● Problem to solve:
Whenever a line contains the string "Структура", copy it out of the entries.

[Dataset entries]
******************************

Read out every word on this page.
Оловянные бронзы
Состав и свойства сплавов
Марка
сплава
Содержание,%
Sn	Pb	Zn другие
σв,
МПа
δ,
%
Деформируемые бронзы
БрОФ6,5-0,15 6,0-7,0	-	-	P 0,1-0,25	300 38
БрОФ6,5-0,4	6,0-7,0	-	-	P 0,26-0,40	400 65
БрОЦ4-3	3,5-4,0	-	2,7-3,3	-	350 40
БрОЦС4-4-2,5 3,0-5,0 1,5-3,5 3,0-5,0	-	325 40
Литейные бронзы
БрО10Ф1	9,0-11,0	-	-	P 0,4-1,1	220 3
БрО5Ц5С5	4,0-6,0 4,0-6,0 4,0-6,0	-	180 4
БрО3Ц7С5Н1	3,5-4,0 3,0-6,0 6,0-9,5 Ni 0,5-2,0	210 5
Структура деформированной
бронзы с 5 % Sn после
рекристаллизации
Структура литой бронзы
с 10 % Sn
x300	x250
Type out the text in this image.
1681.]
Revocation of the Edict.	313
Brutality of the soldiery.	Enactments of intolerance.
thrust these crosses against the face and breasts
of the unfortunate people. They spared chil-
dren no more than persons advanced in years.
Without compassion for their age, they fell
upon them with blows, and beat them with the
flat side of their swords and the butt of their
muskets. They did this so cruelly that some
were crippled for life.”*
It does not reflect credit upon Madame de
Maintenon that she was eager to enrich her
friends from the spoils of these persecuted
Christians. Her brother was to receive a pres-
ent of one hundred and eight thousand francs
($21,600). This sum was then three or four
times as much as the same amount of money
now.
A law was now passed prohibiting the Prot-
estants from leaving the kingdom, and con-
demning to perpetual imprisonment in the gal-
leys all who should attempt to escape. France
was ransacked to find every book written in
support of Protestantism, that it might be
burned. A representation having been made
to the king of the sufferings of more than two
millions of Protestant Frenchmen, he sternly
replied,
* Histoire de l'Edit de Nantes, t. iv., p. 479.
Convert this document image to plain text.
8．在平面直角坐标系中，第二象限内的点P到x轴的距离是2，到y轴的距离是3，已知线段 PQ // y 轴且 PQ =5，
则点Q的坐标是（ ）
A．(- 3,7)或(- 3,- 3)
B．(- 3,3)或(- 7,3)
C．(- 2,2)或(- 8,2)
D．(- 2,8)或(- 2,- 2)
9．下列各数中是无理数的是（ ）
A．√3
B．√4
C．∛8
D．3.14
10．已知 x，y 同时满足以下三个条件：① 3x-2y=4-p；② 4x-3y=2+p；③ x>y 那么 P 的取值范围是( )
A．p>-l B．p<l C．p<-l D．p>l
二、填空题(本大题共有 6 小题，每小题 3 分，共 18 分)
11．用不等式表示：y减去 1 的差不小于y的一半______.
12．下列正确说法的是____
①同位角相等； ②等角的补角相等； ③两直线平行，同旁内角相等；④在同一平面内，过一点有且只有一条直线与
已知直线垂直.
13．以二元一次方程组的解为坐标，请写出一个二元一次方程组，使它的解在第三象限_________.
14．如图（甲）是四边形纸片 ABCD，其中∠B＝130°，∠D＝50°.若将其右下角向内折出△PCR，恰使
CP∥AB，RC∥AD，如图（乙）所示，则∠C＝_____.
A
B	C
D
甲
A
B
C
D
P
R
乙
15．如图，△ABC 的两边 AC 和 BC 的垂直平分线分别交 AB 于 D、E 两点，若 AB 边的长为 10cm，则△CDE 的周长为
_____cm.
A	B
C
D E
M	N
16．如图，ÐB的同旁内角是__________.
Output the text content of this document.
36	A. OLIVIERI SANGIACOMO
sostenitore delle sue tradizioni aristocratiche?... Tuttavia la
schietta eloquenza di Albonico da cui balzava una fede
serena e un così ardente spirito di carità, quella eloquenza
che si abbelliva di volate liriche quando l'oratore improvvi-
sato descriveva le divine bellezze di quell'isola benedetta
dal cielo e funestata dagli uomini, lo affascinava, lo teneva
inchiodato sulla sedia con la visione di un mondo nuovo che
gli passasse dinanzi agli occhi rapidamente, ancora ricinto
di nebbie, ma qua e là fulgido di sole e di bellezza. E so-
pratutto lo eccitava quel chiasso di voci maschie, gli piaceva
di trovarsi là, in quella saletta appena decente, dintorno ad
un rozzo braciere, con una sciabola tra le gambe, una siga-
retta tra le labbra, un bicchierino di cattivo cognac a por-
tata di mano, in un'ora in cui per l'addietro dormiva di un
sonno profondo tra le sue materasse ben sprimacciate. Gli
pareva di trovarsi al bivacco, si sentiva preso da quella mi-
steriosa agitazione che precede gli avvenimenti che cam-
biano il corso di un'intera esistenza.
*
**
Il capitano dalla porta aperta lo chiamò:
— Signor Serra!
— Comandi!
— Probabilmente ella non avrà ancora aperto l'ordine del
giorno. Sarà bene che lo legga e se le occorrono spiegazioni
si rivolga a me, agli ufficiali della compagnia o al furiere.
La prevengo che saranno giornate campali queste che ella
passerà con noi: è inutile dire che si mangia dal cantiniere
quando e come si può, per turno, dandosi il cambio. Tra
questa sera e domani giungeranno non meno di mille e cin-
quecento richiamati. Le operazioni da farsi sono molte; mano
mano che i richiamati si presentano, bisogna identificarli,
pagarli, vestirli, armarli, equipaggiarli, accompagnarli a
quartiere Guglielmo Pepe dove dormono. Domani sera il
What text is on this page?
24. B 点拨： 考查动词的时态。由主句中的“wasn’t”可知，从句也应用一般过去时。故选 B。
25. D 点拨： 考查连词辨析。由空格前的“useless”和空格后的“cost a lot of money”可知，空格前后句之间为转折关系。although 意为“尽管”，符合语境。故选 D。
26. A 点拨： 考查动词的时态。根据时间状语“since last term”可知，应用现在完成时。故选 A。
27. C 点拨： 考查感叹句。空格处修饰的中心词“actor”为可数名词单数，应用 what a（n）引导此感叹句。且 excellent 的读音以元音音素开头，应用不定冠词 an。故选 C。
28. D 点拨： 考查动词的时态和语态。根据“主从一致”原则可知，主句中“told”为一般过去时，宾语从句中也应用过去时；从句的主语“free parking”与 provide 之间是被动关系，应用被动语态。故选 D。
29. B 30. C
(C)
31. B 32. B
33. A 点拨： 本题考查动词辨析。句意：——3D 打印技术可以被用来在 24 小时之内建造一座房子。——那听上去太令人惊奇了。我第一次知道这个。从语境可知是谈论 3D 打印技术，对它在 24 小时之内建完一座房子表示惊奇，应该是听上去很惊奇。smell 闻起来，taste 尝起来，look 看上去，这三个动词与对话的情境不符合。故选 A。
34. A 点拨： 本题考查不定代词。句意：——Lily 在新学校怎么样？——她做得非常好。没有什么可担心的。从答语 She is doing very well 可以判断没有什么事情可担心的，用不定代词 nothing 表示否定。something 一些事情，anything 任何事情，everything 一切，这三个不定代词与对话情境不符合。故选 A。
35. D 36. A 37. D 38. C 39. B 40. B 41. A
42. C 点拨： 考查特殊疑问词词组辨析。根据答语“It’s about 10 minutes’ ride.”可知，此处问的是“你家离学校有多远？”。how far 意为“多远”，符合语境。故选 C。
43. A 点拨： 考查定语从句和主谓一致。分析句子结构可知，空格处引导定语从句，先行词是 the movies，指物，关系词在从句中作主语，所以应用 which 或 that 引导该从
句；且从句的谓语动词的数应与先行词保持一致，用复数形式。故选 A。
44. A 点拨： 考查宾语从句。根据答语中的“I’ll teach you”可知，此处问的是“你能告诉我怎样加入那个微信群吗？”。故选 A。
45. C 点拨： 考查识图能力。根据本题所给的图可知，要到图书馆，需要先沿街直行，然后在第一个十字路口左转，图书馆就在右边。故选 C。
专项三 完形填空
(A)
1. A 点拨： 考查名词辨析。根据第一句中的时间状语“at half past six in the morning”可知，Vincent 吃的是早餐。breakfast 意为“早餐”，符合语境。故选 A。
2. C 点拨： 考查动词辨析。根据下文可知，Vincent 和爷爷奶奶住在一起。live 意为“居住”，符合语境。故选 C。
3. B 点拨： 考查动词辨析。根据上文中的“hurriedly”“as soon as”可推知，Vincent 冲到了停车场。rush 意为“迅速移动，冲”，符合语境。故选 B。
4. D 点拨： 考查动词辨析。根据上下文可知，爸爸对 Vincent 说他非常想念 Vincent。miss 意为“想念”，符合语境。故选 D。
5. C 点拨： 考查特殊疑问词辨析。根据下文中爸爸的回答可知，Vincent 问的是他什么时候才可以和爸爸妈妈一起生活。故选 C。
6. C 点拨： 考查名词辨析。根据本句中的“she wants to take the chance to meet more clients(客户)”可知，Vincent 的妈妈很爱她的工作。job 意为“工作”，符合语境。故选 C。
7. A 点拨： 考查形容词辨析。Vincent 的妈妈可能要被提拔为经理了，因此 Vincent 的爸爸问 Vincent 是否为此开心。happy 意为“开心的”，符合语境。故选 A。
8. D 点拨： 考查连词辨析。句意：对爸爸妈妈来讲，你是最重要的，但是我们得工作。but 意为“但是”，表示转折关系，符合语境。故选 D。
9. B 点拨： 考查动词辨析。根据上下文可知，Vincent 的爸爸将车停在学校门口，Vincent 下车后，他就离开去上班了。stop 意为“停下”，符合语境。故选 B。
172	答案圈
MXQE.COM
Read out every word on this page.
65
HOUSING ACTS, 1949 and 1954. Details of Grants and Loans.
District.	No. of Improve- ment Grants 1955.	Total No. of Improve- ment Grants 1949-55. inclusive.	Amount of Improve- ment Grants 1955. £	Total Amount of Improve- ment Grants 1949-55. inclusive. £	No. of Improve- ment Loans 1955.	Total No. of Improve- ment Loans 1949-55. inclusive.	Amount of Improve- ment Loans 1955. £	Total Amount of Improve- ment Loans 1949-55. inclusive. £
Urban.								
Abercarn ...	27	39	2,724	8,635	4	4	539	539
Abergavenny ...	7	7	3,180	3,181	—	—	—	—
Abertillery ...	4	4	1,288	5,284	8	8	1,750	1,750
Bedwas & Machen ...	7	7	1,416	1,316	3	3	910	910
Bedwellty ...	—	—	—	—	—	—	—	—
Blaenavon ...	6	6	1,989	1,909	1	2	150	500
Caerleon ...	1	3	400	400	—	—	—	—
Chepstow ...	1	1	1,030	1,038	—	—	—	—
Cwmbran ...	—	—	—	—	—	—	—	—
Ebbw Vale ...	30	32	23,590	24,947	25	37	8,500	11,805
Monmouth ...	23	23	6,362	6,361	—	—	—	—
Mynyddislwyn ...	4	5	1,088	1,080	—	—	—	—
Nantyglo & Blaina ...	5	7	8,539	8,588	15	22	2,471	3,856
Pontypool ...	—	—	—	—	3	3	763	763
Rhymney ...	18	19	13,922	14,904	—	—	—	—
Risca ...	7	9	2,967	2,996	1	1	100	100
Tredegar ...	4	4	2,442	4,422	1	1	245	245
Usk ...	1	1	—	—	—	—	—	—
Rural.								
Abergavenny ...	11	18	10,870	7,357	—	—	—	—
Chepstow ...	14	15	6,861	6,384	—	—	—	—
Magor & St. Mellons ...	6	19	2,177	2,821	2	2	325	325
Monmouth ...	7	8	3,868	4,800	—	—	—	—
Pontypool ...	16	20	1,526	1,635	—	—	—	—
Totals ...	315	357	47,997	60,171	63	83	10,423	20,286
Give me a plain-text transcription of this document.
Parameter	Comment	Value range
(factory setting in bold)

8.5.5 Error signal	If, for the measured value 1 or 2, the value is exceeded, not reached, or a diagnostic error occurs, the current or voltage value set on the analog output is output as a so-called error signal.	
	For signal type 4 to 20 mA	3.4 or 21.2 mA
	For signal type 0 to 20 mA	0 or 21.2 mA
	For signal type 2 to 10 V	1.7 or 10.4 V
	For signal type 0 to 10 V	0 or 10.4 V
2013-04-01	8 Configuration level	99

******************************

● Final answer:
Структура деформированной
Структура литой бронзы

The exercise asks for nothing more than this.